* TASK DIRECTIONS *
Find the number of lines in these records where the word "значения" appears. Reply with that number and nothing more.
— start of MATERIAL FOR THIS TASK —
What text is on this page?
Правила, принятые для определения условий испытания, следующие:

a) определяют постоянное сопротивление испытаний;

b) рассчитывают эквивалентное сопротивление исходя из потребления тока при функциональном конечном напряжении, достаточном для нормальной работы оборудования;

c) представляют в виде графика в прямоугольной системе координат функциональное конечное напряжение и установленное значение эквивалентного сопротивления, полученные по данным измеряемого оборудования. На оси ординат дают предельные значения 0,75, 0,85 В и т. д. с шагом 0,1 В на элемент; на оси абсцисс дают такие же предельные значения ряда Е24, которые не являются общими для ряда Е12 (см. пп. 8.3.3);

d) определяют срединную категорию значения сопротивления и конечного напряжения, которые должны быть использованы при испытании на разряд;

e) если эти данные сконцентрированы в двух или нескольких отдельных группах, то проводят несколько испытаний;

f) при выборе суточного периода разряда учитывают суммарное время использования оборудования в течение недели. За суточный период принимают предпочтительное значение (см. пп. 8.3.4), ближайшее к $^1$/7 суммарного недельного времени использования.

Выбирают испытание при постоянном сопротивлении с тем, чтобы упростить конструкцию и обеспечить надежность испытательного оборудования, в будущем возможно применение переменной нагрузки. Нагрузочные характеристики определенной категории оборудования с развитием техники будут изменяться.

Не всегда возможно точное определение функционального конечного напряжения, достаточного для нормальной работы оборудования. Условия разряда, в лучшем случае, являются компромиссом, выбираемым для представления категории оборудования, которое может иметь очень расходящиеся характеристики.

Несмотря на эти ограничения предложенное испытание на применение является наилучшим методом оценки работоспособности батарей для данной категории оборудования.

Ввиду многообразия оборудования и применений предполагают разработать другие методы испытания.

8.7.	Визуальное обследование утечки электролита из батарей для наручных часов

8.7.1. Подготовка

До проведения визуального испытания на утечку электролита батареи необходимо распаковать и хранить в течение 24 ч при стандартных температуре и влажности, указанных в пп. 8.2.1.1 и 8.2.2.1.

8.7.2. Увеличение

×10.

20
— end of MATERIAL FOR THIS TASK —
* ANSWER TO THE EXERCISE *
2